::: RAW RECORDS :::

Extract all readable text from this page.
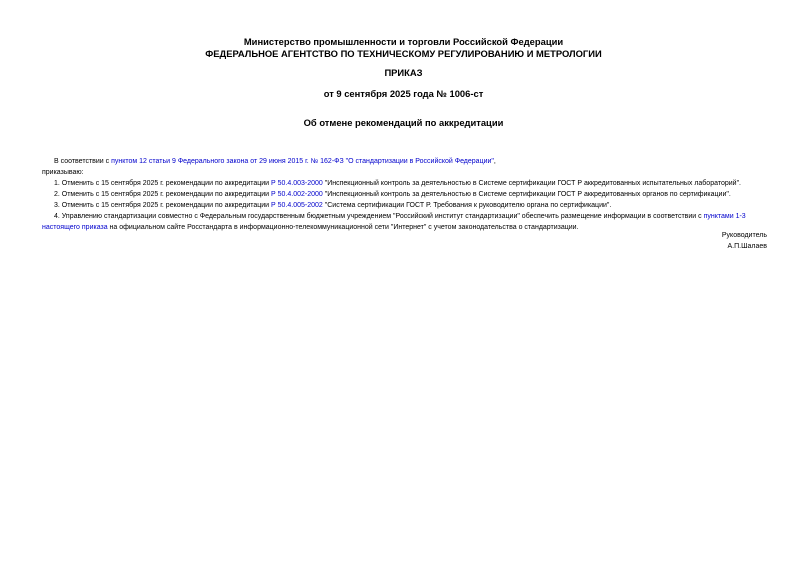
Министерство промышленности и торговли Российской Федерации
ФЕДЕРАЛЬНОЕ АГЕНТСТВО ПО ТЕХНИЧЕСКОМУ РЕГУЛИРОВАНИЮ И МЕТРОЛОГИИ
ПРИКАЗ
от 9 сентября 2025 года № 1006-ст
Об отмене рекомендаций по аккредитации

В соответствии с пунктом 12 статьи 9 Федерального закона от 29 июня 2015 г. № 162-ФЗ "О стандартизации в Российской Федерации",

приказываю:

1. Отменить с 15 сентября 2025 г. рекомендации по аккредитации Р 50.4.003-2000 "Инспекционный контроль за деятельностью в Системе сертификации ГОСТ Р аккредитованных испытательных лабораторий".

2. Отменить с 15 сентября 2025 г. рекомендации по аккредитации Р 50.4.002-2000 "Инспекционный контроль за деятельностью в Системе сертификации ГОСТ Р аккредитованных органов по сертификации".

3. Отменить с 15 сентября 2025 г. рекомендации по аккредитации Р 50.4.005-2002 "Система сертификации ГОСТ Р. Требования к руководителю органа по сертификации".

4. Управлению стандартизации совместно с Федеральным государственным бюджетным учреждением "Российский институт стандартизации" обеспечить размещение информации в соответствии с пунктами 1-3 настоящего приказа на официальном сайте Росстандарта в информационно-телекоммуникационной сети "Интернет" с учетом законодательства о стандартизации.

Руководитель
А.П.Шалаев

:::

Apart from the pictures, the entries above are to be repeated in full and exactly.

● FINISHED ANSWER:
Extract all readable text from this page.
Министерство промышленности и торговли Российской Федерации
ФЕДЕРАЛЬНОЕ АГЕНТСТВО ПО ТЕХНИЧЕСКОМУ РЕГУЛИРОВАНИЮ И МЕТРОЛОГИИ
ПРИКАЗ
от 9 сентября 2025 года № 1006-ст
Об отмене рекомендаций по аккредитации

В соответствии с пунктом 12 статьи 9 Федерального закона от 29 июня 2015 г. № 162-ФЗ "О стандартизации в Российской Федерации",

приказываю:

1. Отменить с 15 сентября 2025 г. рекомендации по аккредитации Р 50.4.003-2000 "Инспекционный контроль за деятельностью в Системе сертификации ГОСТ Р аккредитованных испытательных лабораторий".

2. Отменить с 15 сентября 2025 г. рекомендации по аккредитации Р 50.4.002-2000 "Инспекционный контроль за деятельностью в Системе сертификации ГОСТ Р аккредитованных органов по сертификации".

3. Отменить с 15 сентября 2025 г. рекомендации по аккредитации Р 50.4.005-2002 "Система сертификации ГОСТ Р. Требования к руководителю органа по сертификации".

4. Управлению стандартизации совместно с Федеральным государственным бюджетным учреждением "Российский институт стандартизации" обеспечить размещение информации в соответствии с пунктами 1-3 настоящего приказа на официальном сайте Росстандарта в информационно-телекоммуникационной сети "Интернет" с учетом законодательства о стандартизации.

Руководитель
А.П.Шалаев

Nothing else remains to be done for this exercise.